• [DIRECTIONS FOR THIS TASK]:
Please restate the material from the line with "data-type-cell: Text(20) [728,497,960,524]" to the line with "detail-row: Label Integration", swapping "Text Area(255)" for "Text Area(500)" and leaving everything else as it is.

• [ROWS]:
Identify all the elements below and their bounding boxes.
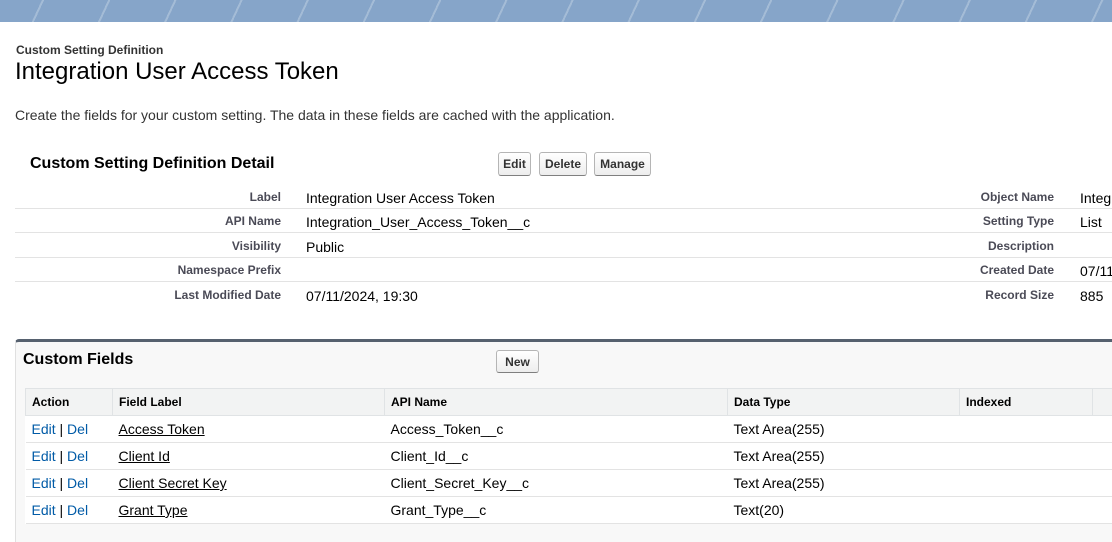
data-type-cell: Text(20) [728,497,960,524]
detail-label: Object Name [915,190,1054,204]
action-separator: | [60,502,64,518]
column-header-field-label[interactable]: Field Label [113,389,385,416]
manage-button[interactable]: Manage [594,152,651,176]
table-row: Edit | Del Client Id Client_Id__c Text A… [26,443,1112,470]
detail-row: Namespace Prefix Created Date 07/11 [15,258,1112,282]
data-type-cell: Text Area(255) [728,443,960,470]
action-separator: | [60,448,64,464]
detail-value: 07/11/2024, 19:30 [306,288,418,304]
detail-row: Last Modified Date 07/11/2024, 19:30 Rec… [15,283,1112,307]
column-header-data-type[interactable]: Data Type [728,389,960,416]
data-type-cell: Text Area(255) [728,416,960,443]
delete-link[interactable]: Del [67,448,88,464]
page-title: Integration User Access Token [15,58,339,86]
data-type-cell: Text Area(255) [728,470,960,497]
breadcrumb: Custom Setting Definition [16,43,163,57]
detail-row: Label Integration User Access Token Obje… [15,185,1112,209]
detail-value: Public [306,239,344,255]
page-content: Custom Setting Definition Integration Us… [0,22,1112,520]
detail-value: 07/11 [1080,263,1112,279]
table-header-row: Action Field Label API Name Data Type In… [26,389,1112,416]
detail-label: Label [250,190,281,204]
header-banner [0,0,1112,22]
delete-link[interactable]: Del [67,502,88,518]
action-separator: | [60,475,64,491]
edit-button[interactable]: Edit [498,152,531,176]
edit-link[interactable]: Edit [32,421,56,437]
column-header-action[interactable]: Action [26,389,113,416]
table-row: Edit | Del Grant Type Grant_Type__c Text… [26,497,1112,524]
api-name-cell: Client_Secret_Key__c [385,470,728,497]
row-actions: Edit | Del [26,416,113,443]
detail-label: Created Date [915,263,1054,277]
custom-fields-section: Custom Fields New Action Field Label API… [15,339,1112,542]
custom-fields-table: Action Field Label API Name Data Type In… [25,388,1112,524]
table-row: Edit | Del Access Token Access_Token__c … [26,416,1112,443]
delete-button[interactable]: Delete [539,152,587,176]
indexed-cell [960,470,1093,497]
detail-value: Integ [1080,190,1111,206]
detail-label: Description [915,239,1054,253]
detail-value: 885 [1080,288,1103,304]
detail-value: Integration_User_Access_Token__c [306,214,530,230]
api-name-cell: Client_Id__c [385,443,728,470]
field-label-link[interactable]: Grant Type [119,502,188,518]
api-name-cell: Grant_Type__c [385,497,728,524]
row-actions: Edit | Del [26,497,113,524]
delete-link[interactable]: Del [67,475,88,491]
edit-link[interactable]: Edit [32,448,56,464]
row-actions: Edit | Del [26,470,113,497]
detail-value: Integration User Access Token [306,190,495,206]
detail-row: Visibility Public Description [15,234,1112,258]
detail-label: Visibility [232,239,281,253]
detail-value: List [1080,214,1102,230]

• [RESPONSE TO THE TASK]:
data-type-cell: Text(20) [728,497,960,524]
detail-label: Object Name [915,190,1054,204]
action-separator: | [60,502,64,518]
column-header-field-label[interactable]: Field Label [113,389,385,416]
manage-button[interactable]: Manage [594,152,651,176]
table-row: Edit | Del Client Id Client_Id__c Text A… [26,443,1112,470]
detail-row: Namespace Prefix Created Date 07/11 [15,258,1112,282]
data-type-cell: Text Area(500) [728,443,960,470]
action-separator: | [60,448,64,464]
detail-value: 07/11/2024, 19:30 [306,288,418,304]
detail-row: Last Modified Date 07/11/2024, 19:30 Rec… [15,283,1112,307]
column-header-data-type[interactable]: Data Type [728,389,960,416]
data-type-cell: Text Area(500) [728,416,960,443]
delete-link[interactable]: Del [67,448,88,464]
page-title: Integration User Access Token [15,58,339,86]
data-type-cell: Text Area(500) [728,470,960,497]
breadcrumb: Custom Setting Definition [16,43,163,57]
detail-row: Label Integration User Access Token Obje… [15,185,1112,209]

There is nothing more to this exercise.